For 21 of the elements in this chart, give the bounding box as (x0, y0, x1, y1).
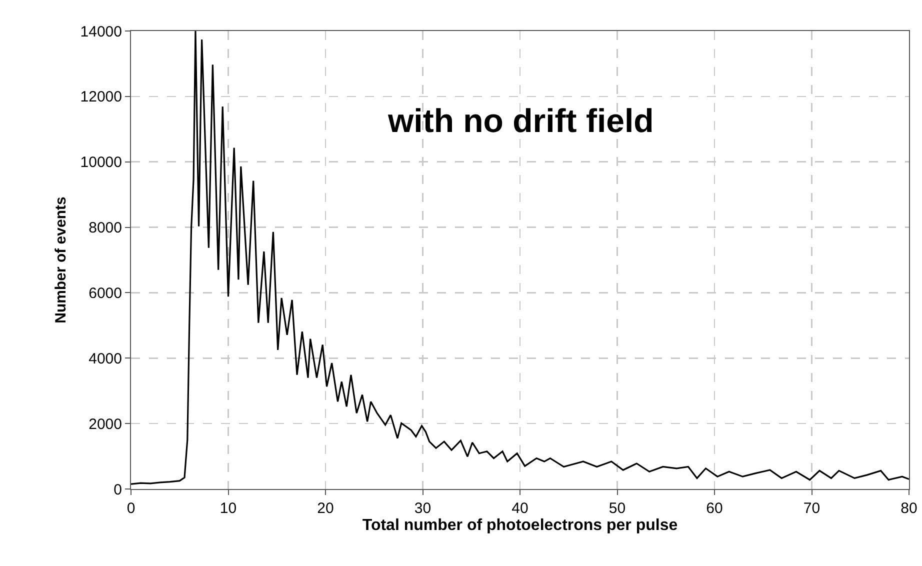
y-tick-label: 2000 (88, 416, 122, 433)
x-tick-label: 80 (900, 500, 918, 517)
y-tick-label: 12000 (80, 88, 122, 106)
x-tick-label: 20 (317, 500, 334, 517)
x-tick-label: 30 (414, 500, 432, 517)
y-axis-title: Number of events (52, 196, 70, 324)
y-tick-label: 8000 (88, 220, 122, 237)
x-tick-label: 10 (220, 500, 237, 517)
y-tick-label: 0 (114, 481, 122, 498)
line-series (131, 31, 909, 485)
y-tick-label: 4000 (88, 350, 122, 368)
x-tick-label: 50 (608, 500, 626, 517)
annotation: with no drift field (387, 102, 654, 139)
x-tick-label: 60 (706, 500, 723, 517)
x-tick-label: 70 (803, 500, 820, 517)
y-tick-label: 6000 (88, 284, 122, 302)
x-axis-title: Total number of photoelectrons per pulse (362, 517, 678, 534)
x-tick-label: 40 (512, 500, 528, 517)
y-tick-label: 14000 (80, 23, 122, 40)
x-tick-label: 0 (126, 500, 136, 517)
y-tick-label: 10000 (80, 154, 122, 172)
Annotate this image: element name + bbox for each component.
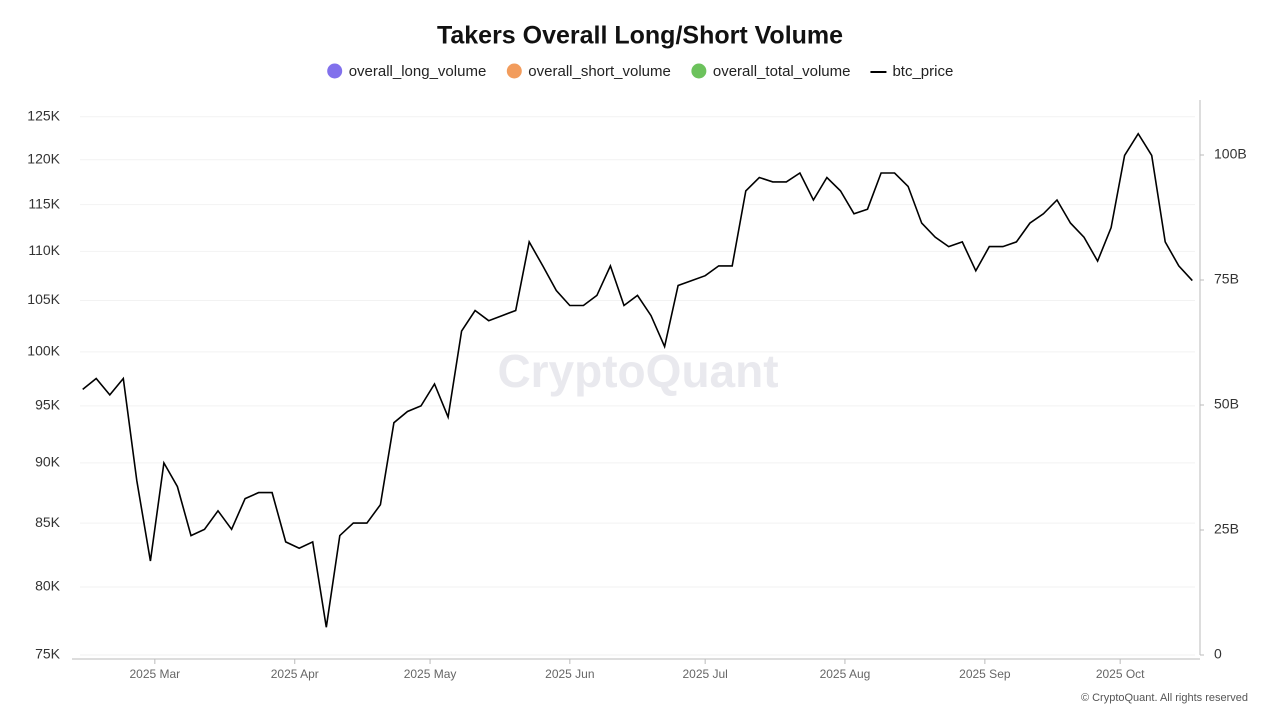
y-tick-label: 90K [35, 454, 61, 470]
legend-item: btc_price [870, 63, 953, 80]
y-tick-label: 80K [35, 578, 61, 594]
y-tick-label: 105K [27, 291, 60, 307]
x-tick-label: 2025 Sep [959, 667, 1011, 681]
legend-swatch [506, 63, 522, 79]
x-tick-label: 2025 Jul [682, 667, 727, 681]
legend-swatch [327, 63, 343, 79]
y2-tick-label: 50B [1214, 396, 1239, 412]
grid [80, 116, 1195, 656]
legend-label: overall_total_volume [713, 63, 851, 80]
y2-tick-label: 100B [1214, 146, 1247, 162]
y2-tick-label: 0 [1214, 646, 1222, 662]
chart-title: Takers Overall Long/Short Volume [437, 22, 843, 50]
watermark: CryptoQuant [497, 345, 778, 397]
legend-item: overall_long_volume [327, 63, 486, 80]
x-tick-label: 2025 Apr [271, 667, 319, 681]
legend-swatch [691, 63, 707, 79]
y-tick-label: 115K [28, 195, 60, 211]
y2-tick-label: 75B [1214, 271, 1239, 287]
y-tick-label: 125K [27, 107, 60, 123]
legend-item: overall_total_volume [691, 63, 850, 80]
x-tick-label: 2025 Mar [129, 667, 180, 681]
y2-tick-label: 25B [1214, 521, 1239, 537]
legend-label: overall_short_volume [528, 63, 671, 80]
copyright: © CryptoQuant. All rights reserved [1081, 692, 1248, 704]
x-tick-label: 2025 Aug [820, 667, 871, 681]
legend: overall_long_volume overall_short_volume o… [327, 63, 953, 80]
y-tick-label: 120K [27, 150, 60, 166]
y-tick-label: 95K [35, 397, 61, 413]
x-tick-label: 2025 May [404, 667, 457, 681]
x-tick-label: 2025 Jun [545, 667, 594, 681]
legend-label: btc_price [892, 63, 953, 80]
legend-label: overall_long_volume [349, 63, 487, 80]
x-tick-label: 2025 Oct [1096, 667, 1145, 681]
y-tick-label: 100K [27, 343, 60, 359]
y-tick-label: 110K [28, 242, 60, 258]
legend-item: overall_short_volume [506, 63, 671, 80]
lines [82, 132, 1193, 628]
y-tick-label: 85K [35, 514, 61, 530]
y-tick-label: 75K [35, 646, 61, 662]
price-line [82, 132, 1193, 628]
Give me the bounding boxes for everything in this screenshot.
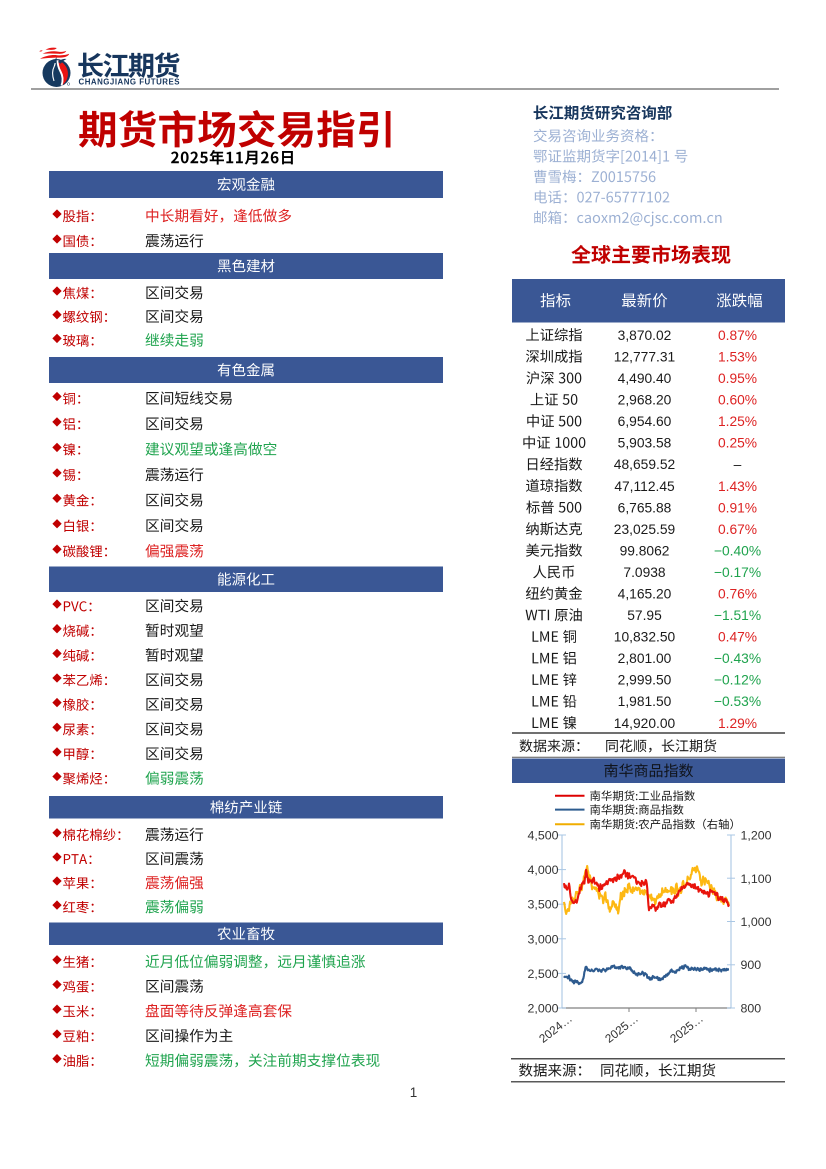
svg-text:12,777.31: 12,777.31 — [614, 349, 675, 364]
svg-text:−1.51%: −1.51% — [714, 608, 761, 623]
svg-text:−0.12%: −0.12% — [714, 673, 761, 688]
svg-text:57.95: 57.95 — [627, 608, 662, 623]
svg-text:4,000: 4,000 — [527, 863, 558, 877]
svg-text:−0.17%: −0.17% — [714, 565, 761, 580]
svg-text:1,200: 1,200 — [741, 829, 772, 843]
svg-text:900: 900 — [741, 958, 762, 972]
svg-text:0.76%: 0.76% — [718, 587, 757, 602]
svg-text:0.60%: 0.60% — [718, 393, 757, 408]
svg-text:1,000: 1,000 — [741, 915, 772, 929]
svg-text:10,832.50: 10,832.50 — [614, 630, 676, 645]
svg-text:5,903.58: 5,903.58 — [618, 436, 672, 451]
svg-text:6,765.88: 6,765.88 — [618, 500, 672, 515]
svg-text:4,165.20: 4,165.20 — [618, 587, 672, 602]
svg-text:3,000: 3,000 — [527, 932, 558, 946]
svg-text:0.91%: 0.91% — [718, 500, 757, 515]
svg-text:CHANGJIANG FUTURES: CHANGJIANG FUTURES — [79, 78, 181, 87]
svg-text:0.95%: 0.95% — [718, 371, 757, 386]
svg-text:2025…: 2025… — [602, 1011, 641, 1045]
svg-text:0.25%: 0.25% — [718, 436, 757, 451]
svg-text:2,968.20: 2,968.20 — [618, 393, 672, 408]
svg-text:1.29%: 1.29% — [718, 716, 757, 731]
svg-text:1: 1 — [410, 1085, 418, 1100]
svg-text:6,954.60: 6,954.60 — [618, 414, 672, 429]
svg-text:2,000: 2,000 — [527, 1002, 558, 1016]
svg-text:2,801.00: 2,801.00 — [618, 651, 672, 666]
svg-text:2,999.50: 2,999.50 — [618, 673, 672, 688]
svg-text:2024…: 2024… — [536, 1011, 575, 1045]
svg-text:1.25%: 1.25% — [718, 414, 757, 429]
svg-text:–: – — [734, 457, 742, 472]
svg-text:4,500: 4,500 — [527, 829, 558, 843]
svg-text:1.53%: 1.53% — [718, 349, 757, 364]
svg-text:0.47%: 0.47% — [718, 630, 757, 645]
svg-text:2,500: 2,500 — [527, 967, 558, 981]
svg-text:−0.43%: −0.43% — [714, 651, 761, 666]
svg-text:3,500: 3,500 — [527, 898, 558, 912]
svg-text:1.43%: 1.43% — [718, 479, 757, 494]
svg-text:2025…: 2025… — [667, 1011, 706, 1045]
svg-text:1,981.50: 1,981.50 — [618, 694, 672, 709]
svg-text:0.87%: 0.87% — [718, 328, 757, 343]
svg-text:−0.40%: −0.40% — [714, 543, 761, 558]
svg-text:48,659.52: 48,659.52 — [614, 457, 675, 472]
svg-text:99.8062: 99.8062 — [620, 543, 670, 558]
svg-text:14,920.00: 14,920.00 — [614, 716, 676, 731]
svg-text:47,112.45: 47,112.45 — [614, 479, 675, 494]
svg-text:4,490.40: 4,490.40 — [618, 371, 672, 386]
svg-text:−0.53%: −0.53% — [714, 694, 761, 709]
svg-text:800: 800 — [741, 1002, 762, 1016]
svg-text:7.0938: 7.0938 — [623, 565, 666, 580]
svg-text:0.67%: 0.67% — [718, 522, 757, 537]
svg-text:3,870.02: 3,870.02 — [618, 328, 672, 343]
svg-text:1,100: 1,100 — [741, 872, 772, 886]
svg-text:23,025.59: 23,025.59 — [614, 522, 676, 537]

### Objective
Copy every line of the records above without changing anything, but leave out the pictures.

### Solution for this exercise
For 21 of the elements in this chart, give the bounding box as (x0, y0, x1, y1).
y-tick-label: 2000 (88, 416, 122, 433)
x-tick-label: 80 (900, 500, 918, 517)
y-tick-label: 12000 (80, 88, 122, 106)
x-tick-label: 20 (317, 500, 334, 517)
x-tick-label: 30 (414, 500, 432, 517)
y-axis-title: Number of events (52, 196, 70, 324)
y-tick-label: 8000 (88, 220, 122, 237)
x-tick-label: 10 (220, 500, 237, 517)
y-tick-label: 0 (114, 481, 122, 498)
line-series (131, 31, 909, 485)
y-tick-label: 4000 (88, 350, 122, 368)
x-tick-label: 50 (608, 500, 626, 517)
annotation: with no drift field (387, 102, 654, 139)
x-tick-label: 60 (706, 500, 723, 517)
x-tick-label: 70 (803, 500, 820, 517)
y-tick-label: 6000 (88, 284, 122, 302)
x-axis-title: Total number of photoelectrons per pulse (362, 517, 678, 534)
x-tick-label: 40 (512, 500, 528, 517)
y-tick-label: 14000 (80, 23, 122, 40)
x-tick-label: 0 (126, 500, 136, 517)
y-tick-label: 10000 (80, 154, 122, 172)
Annotate this image: element name + bbox for each component.
y-tick-label: 90K [35, 454, 61, 470]
legend-item: btc_price [870, 63, 953, 80]
y-tick-label: 80K [35, 578, 61, 594]
y-tick-label: 105K [27, 291, 60, 307]
x-tick-label: 2025 Sep [959, 667, 1011, 681]
legend-swatch [506, 63, 522, 79]
x-tick-label: 2025 Jul [682, 667, 727, 681]
legend-swatch [327, 63, 343, 79]
y2-tick-label: 50B [1214, 396, 1239, 412]
grid [80, 116, 1195, 656]
legend-label: overall_total_volume [713, 63, 851, 80]
y2-tick-label: 100B [1214, 146, 1247, 162]
y2-tick-label: 0 [1214, 646, 1222, 662]
chart-title: Takers Overall Long/Short Volume [437, 22, 843, 50]
watermark: CryptoQuant [497, 345, 778, 397]
legend-item: overall_long_volume [327, 63, 486, 80]
x-tick-label: 2025 Apr [271, 667, 319, 681]
legend-swatch [691, 63, 707, 79]
y-tick-label: 115K [28, 195, 60, 211]
y2-tick-label: 75B [1214, 271, 1239, 287]
y-tick-label: 125K [27, 107, 60, 123]
legend-item: overall_total_volume [691, 63, 850, 80]
x-tick-label: 2025 Mar [129, 667, 180, 681]
y2-tick-label: 25B [1214, 521, 1239, 537]
legend-label: overall_short_volume [528, 63, 671, 80]
copyright: © CryptoQuant. All rights reserved [1081, 692, 1248, 704]
x-tick-label: 2025 Aug [820, 667, 871, 681]
legend: overall_long_volume overall_short_volume o… [327, 63, 953, 80]
y-tick-label: 120K [27, 150, 60, 166]
y-tick-label: 95K [35, 397, 61, 413]
x-tick-label: 2025 May [404, 667, 457, 681]
x-tick-label: 2025 Jun [545, 667, 594, 681]
legend-label: btc_price [892, 63, 953, 80]
legend-label: overall_long_volume [349, 63, 487, 80]
x-tick-label: 2025 Oct [1096, 667, 1145, 681]
y-tick-label: 100K [27, 343, 60, 359]
y-tick-label: 110K [28, 242, 60, 258]
legend-item: overall_short_volume [506, 63, 671, 80]
lines [82, 132, 1193, 628]
y-tick-label: 85K [35, 514, 61, 530]
y-tick-label: 75K [35, 646, 61, 662]
price-line [82, 132, 1193, 628]
Give me the bounding boxes for everything in this screenshot.
svg-text:12,777.31: 12,777.31 — [614, 349, 675, 364]
svg-text:−1.51%: −1.51% — [714, 608, 761, 623]
svg-text:−0.12%: −0.12% — [714, 673, 761, 688]
svg-text:57.95: 57.95 — [627, 608, 662, 623]
svg-text:4,000: 4,000 — [527, 863, 558, 877]
svg-text:−0.17%: −0.17% — [714, 565, 761, 580]
svg-text:1,200: 1,200 — [741, 829, 772, 843]
svg-text:900: 900 — [741, 958, 762, 972]
svg-text:0.76%: 0.76% — [718, 587, 757, 602]
svg-text:0.60%: 0.60% — [718, 393, 757, 408]
svg-text:1,000: 1,000 — [741, 915, 772, 929]
svg-text:10,832.50: 10,832.50 — [614, 630, 676, 645]
svg-text:5,903.58: 5,903.58 — [618, 436, 672, 451]
svg-text:6,765.88: 6,765.88 — [618, 500, 672, 515]
svg-text:4,165.20: 4,165.20 — [618, 587, 672, 602]
svg-text:3,000: 3,000 — [527, 932, 558, 946]
svg-text:0.91%: 0.91% — [718, 500, 757, 515]
svg-text:CHANGJIANG FUTURES: CHANGJIANG FUTURES — [79, 78, 181, 87]
svg-text:0.95%: 0.95% — [718, 371, 757, 386]
svg-text:2025…: 2025… — [602, 1011, 641, 1045]
svg-text:0.25%: 0.25% — [718, 436, 757, 451]
svg-text:2,968.20: 2,968.20 — [618, 393, 672, 408]
svg-text:1.29%: 1.29% — [718, 716, 757, 731]
svg-text:1: 1 — [410, 1085, 418, 1100]
svg-text:6,954.60: 6,954.60 — [618, 414, 672, 429]
svg-text:2,000: 2,000 — [527, 1002, 558, 1016]
svg-text:2,801.00: 2,801.00 — [618, 651, 672, 666]
svg-text:2,999.50: 2,999.50 — [618, 673, 672, 688]
svg-text:2024…: 2024… — [536, 1011, 575, 1045]
svg-text:1.25%: 1.25% — [718, 414, 757, 429]
svg-text:–: – — [734, 457, 742, 472]
svg-text:4,500: 4,500 — [527, 829, 558, 843]
svg-text:1.53%: 1.53% — [718, 349, 757, 364]
svg-text:0.47%: 0.47% — [718, 630, 757, 645]
svg-text:2,500: 2,500 — [527, 967, 558, 981]
svg-text:−0.43%: −0.43% — [714, 651, 761, 666]
svg-text:3,500: 3,500 — [527, 898, 558, 912]
svg-text:1.43%: 1.43% — [718, 479, 757, 494]
svg-text:2025…: 2025… — [667, 1011, 706, 1045]
svg-text:1,981.50: 1,981.50 — [618, 694, 672, 709]
svg-text:0.87%: 0.87% — [718, 328, 757, 343]
svg-text:−0.40%: −0.40% — [714, 543, 761, 558]
svg-text:48,659.52: 48,659.52 — [614, 457, 675, 472]
svg-text:99.8062: 99.8062 — [620, 543, 670, 558]
svg-text:14,920.00: 14,920.00 — [614, 716, 676, 731]
svg-text:47,112.45: 47,112.45 — [614, 479, 675, 494]
svg-text:4,490.40: 4,490.40 — [618, 371, 672, 386]
svg-text:−0.53%: −0.53% — [714, 694, 761, 709]
svg-text:800: 800 — [741, 1002, 762, 1016]
svg-text:7.0938: 7.0938 — [623, 565, 666, 580]
svg-text:0.67%: 0.67% — [718, 522, 757, 537]
svg-text:3,870.02: 3,870.02 — [618, 328, 672, 343]
svg-text:1,100: 1,100 — [741, 872, 772, 886]
svg-text:23,025.59: 23,025.59 — [614, 522, 676, 537]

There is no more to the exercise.